━━━━━ Record list

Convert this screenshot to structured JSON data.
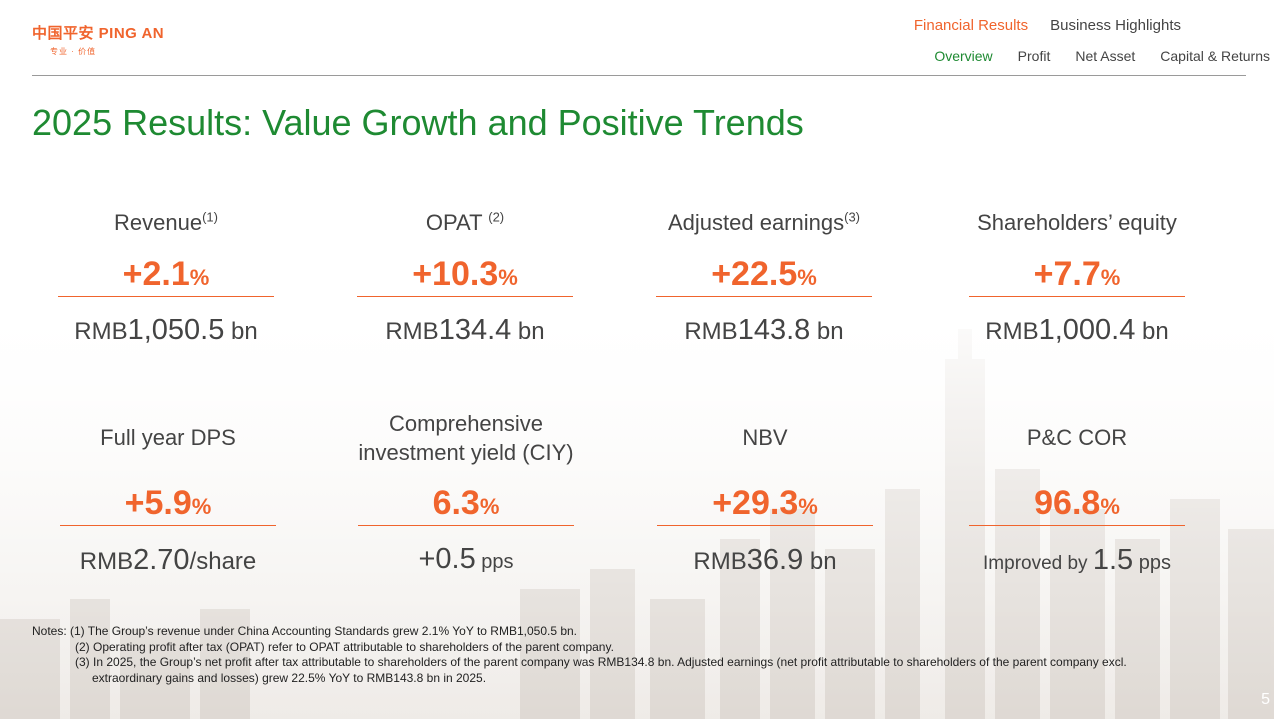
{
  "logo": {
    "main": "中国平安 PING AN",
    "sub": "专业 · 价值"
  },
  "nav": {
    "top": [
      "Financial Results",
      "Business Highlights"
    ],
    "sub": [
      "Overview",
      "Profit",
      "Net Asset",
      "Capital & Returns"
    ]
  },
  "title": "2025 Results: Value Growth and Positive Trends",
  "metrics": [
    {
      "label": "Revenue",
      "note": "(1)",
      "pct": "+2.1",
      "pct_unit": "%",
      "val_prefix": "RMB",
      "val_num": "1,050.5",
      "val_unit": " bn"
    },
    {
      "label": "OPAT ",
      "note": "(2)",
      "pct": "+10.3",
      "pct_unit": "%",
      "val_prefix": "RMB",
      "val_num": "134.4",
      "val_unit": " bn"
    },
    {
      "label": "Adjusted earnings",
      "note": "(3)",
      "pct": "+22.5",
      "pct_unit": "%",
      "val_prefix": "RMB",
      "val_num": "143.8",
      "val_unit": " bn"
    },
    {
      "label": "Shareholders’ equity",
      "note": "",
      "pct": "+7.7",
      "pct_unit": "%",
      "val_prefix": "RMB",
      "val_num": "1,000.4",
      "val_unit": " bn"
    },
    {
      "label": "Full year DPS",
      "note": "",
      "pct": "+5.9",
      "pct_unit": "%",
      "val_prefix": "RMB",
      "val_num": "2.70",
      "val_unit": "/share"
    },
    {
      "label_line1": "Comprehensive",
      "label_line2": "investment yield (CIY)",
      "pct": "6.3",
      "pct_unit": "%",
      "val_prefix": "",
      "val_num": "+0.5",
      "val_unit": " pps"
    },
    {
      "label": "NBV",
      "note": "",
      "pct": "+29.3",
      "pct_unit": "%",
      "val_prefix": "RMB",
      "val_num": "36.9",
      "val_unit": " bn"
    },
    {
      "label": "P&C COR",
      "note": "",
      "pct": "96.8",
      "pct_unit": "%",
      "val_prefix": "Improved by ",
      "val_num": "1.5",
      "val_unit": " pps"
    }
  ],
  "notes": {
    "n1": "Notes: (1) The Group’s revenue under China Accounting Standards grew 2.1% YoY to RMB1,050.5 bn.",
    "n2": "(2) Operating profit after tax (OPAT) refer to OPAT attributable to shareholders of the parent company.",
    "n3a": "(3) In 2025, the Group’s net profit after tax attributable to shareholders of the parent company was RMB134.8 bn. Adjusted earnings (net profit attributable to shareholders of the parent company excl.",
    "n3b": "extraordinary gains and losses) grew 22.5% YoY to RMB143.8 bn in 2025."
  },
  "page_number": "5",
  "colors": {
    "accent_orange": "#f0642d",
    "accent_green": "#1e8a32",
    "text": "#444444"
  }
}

━━━━━━━━━━

Determine how many lines of the records above contain the word "OPAT", and report only that number.

2